[Supplied data]:
++++++++++++++++++++
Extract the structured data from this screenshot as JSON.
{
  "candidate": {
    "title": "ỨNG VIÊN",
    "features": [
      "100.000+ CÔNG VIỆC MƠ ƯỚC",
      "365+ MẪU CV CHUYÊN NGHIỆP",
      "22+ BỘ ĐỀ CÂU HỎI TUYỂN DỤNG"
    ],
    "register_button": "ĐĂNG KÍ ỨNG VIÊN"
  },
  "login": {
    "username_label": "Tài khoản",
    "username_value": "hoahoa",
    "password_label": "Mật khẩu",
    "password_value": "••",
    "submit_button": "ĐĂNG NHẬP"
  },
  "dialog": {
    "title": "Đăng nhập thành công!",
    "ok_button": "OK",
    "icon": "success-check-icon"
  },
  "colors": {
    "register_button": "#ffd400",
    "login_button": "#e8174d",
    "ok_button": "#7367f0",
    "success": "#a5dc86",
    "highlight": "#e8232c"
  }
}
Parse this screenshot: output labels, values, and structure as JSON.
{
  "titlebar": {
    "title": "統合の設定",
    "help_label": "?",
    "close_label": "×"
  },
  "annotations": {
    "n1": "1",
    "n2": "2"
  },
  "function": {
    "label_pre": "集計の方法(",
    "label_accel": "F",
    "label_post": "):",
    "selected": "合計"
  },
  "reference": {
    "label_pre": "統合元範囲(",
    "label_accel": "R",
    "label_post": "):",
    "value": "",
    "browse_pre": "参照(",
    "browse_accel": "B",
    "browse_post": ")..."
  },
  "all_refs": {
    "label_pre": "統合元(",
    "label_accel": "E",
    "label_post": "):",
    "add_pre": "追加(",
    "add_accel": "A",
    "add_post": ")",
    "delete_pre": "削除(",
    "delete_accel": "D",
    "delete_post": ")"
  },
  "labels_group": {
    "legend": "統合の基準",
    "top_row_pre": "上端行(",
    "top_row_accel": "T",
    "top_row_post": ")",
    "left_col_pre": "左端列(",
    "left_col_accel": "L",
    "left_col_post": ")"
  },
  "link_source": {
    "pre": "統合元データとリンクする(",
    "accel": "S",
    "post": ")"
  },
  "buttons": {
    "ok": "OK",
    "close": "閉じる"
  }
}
++++++++++++++++++++
[Task details]:
Locate each line containing the string "VIÊN" and show it.

[Answer to this exercise]:
    "title": "ỨNG VIÊN",
    "register_button": "ĐĂNG KÍ ỨNG VIÊN"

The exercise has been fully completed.